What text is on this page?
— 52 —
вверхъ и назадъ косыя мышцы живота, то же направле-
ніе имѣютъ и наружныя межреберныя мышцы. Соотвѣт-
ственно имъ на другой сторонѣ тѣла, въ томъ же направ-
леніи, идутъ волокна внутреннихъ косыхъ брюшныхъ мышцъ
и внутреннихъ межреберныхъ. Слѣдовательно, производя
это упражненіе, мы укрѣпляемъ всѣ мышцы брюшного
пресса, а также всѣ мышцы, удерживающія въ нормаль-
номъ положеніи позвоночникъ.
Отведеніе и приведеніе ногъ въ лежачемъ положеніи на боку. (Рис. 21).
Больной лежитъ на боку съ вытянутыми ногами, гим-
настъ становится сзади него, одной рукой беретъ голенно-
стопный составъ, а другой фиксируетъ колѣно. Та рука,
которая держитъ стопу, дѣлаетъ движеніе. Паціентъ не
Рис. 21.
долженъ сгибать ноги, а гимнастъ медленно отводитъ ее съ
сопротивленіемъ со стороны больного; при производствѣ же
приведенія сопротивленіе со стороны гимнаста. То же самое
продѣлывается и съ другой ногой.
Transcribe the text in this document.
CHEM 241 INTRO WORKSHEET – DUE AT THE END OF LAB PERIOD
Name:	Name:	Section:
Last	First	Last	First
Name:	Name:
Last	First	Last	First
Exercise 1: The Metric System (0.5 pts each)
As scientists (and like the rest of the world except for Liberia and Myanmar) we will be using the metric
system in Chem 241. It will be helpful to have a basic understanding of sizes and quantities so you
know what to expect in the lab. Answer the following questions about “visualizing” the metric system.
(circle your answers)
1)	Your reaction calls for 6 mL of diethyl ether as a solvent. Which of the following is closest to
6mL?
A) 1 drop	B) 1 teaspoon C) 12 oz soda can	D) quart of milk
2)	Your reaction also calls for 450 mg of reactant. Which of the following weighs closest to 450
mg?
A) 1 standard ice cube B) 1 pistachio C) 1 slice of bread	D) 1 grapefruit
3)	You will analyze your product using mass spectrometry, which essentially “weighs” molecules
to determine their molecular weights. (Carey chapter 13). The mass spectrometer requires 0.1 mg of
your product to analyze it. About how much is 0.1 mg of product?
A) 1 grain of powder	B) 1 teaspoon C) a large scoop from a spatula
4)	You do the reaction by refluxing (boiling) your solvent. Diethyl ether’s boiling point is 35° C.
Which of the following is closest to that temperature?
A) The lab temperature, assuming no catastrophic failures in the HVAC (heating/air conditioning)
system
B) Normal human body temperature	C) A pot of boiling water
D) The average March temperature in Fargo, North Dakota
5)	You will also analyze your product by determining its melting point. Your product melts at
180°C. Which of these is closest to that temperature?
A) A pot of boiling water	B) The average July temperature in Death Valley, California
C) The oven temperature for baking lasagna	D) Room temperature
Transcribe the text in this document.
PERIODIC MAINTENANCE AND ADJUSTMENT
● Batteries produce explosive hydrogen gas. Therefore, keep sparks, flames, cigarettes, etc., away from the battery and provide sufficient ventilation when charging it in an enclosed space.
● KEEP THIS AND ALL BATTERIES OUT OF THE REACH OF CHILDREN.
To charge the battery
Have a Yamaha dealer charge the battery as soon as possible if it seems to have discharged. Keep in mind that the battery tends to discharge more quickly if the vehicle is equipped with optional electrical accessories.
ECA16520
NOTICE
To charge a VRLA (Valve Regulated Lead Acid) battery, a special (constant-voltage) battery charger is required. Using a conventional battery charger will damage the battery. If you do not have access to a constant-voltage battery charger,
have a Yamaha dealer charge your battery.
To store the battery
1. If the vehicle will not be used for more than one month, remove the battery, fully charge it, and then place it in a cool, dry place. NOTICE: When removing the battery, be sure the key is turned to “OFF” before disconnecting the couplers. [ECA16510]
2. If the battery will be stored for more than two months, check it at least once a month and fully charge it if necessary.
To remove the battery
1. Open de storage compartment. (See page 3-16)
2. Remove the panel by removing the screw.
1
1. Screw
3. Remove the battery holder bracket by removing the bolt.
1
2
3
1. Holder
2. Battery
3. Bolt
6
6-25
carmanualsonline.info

- WORK INSTRUCTIONS: Reply with the number of lines in the preceding entries that contain "стороны", and no other words.

- FINISHED ANSWER: 2